> RECORDS FOR THE EXERCISE
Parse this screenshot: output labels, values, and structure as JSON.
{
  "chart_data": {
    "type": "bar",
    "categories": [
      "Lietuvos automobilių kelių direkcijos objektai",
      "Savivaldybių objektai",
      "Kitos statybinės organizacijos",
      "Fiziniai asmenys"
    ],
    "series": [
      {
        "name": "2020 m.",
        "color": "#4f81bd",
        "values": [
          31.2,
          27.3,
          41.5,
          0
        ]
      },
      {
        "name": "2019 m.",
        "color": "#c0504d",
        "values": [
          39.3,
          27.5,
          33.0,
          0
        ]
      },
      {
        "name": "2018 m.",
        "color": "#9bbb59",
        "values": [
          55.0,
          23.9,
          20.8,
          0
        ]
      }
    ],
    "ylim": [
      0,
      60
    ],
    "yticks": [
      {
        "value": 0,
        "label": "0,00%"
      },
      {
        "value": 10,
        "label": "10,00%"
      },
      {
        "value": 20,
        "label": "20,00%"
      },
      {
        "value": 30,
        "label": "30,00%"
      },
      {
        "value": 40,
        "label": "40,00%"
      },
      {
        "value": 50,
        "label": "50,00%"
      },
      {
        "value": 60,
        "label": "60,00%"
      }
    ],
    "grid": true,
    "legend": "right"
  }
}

> EXERCISE
Repeat every entry exactly as written above.

> THE COMPLETED TASK
Parse this screenshot: output labels, values, and structure as JSON.
{
  "chart_data": {
    "type": "bar",
    "categories": [
      "Lietuvos automobilių kelių direkcijos objektai",
      "Savivaldybių objektai",
      "Kitos statybinės organizacijos",
      "Fiziniai asmenys"
    ],
    "series": [
      {
        "name": "2020 m.",
        "color": "#4f81bd",
        "values": [
          31.2,
          27.3,
          41.5,
          0
        ]
      },
      {
        "name": "2019 m.",
        "color": "#c0504d",
        "values": [
          39.3,
          27.5,
          33.0,
          0
        ]
      },
      {
        "name": "2018 m.",
        "color": "#9bbb59",
        "values": [
          55.0,
          23.9,
          20.8,
          0
        ]
      }
    ],
    "ylim": [
      0,
      60
    ],
    "yticks": [
      {
        "value": 0,
        "label": "0,00%"
      },
      {
        "value": 10,
        "label": "10,00%"
      },
      {
        "value": 20,
        "label": "20,00%"
      },
      {
        "value": 30,
        "label": "30,00%"
      },
      {
        "value": 40,
        "label": "40,00%"
      },
      {
        "value": 50,
        "label": "50,00%"
      },
      {
        "value": 60,
        "label": "60,00%"
      }
    ],
    "grid": true,
    "legend": "right"
  }
}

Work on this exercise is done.